Instruction:
Say how many lines of these entries include the word "this", and answer with the number alone.

-- start Task data --

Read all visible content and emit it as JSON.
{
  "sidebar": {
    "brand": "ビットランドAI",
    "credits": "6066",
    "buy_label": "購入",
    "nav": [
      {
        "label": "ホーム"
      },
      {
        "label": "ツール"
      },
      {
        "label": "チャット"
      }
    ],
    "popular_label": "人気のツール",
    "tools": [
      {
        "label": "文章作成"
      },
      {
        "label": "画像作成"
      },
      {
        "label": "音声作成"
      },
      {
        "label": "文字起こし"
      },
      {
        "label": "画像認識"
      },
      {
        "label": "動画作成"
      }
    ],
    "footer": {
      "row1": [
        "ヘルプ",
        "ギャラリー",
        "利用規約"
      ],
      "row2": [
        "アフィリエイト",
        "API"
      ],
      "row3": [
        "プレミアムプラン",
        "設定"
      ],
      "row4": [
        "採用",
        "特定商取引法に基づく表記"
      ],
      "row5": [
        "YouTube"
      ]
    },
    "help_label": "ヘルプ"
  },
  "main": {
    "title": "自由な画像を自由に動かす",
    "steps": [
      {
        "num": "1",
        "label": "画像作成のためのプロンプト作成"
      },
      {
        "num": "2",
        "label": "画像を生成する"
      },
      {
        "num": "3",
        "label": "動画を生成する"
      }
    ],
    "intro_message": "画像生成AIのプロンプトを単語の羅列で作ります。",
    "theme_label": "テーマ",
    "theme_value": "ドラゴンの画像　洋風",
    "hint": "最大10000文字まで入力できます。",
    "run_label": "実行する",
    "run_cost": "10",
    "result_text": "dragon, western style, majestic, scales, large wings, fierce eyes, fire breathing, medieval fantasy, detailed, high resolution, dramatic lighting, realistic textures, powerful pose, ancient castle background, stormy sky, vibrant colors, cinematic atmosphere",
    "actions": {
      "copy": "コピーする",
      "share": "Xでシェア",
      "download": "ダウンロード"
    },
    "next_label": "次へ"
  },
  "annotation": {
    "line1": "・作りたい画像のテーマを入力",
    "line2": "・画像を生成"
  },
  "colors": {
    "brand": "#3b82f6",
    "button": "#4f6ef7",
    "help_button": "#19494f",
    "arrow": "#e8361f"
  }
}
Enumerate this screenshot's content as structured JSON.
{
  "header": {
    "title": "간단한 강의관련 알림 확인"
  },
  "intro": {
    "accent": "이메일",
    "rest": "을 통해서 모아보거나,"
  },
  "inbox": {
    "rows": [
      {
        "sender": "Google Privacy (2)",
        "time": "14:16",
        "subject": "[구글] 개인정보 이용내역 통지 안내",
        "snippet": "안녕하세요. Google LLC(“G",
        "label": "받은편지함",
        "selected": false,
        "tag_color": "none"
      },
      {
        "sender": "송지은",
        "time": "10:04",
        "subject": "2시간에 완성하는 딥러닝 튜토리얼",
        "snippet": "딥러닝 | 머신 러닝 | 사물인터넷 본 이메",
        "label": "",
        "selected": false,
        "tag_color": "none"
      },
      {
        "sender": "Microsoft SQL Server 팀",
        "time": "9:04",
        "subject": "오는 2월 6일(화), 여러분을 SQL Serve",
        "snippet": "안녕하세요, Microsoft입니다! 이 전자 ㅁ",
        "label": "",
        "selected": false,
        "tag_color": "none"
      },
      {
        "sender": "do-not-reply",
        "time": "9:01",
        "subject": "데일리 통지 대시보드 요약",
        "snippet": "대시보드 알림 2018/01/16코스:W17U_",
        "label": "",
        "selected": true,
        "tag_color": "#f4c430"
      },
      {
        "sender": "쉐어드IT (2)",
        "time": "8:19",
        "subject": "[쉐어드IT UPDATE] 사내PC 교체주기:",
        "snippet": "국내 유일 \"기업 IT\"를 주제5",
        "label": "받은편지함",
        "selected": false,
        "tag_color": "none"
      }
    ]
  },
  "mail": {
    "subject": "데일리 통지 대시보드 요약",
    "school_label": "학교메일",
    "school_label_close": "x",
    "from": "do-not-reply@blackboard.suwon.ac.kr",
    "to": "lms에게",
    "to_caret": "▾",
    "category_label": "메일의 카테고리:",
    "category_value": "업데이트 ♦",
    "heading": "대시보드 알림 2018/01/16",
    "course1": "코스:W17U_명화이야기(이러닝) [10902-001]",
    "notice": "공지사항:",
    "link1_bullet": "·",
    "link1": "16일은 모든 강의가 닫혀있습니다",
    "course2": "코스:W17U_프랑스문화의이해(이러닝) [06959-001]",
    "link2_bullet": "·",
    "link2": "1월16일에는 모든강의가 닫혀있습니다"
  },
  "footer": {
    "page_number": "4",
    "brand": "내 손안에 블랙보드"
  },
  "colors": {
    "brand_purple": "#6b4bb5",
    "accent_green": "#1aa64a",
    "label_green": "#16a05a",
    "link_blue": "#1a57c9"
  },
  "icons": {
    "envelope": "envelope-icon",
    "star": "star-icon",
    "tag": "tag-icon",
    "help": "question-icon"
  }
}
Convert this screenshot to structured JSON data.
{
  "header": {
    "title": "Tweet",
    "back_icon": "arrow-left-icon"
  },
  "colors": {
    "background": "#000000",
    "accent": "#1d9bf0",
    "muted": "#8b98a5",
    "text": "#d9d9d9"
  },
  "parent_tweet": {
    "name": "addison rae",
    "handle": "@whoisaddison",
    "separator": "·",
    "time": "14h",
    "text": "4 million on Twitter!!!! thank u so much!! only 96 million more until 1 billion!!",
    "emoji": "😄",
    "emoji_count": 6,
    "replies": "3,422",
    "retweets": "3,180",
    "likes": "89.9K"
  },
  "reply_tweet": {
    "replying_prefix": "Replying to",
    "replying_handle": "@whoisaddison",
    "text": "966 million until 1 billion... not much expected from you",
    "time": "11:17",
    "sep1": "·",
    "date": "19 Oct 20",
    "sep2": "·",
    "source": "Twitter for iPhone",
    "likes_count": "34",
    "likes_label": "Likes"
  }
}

-- end Task data --

Solved exercise:
2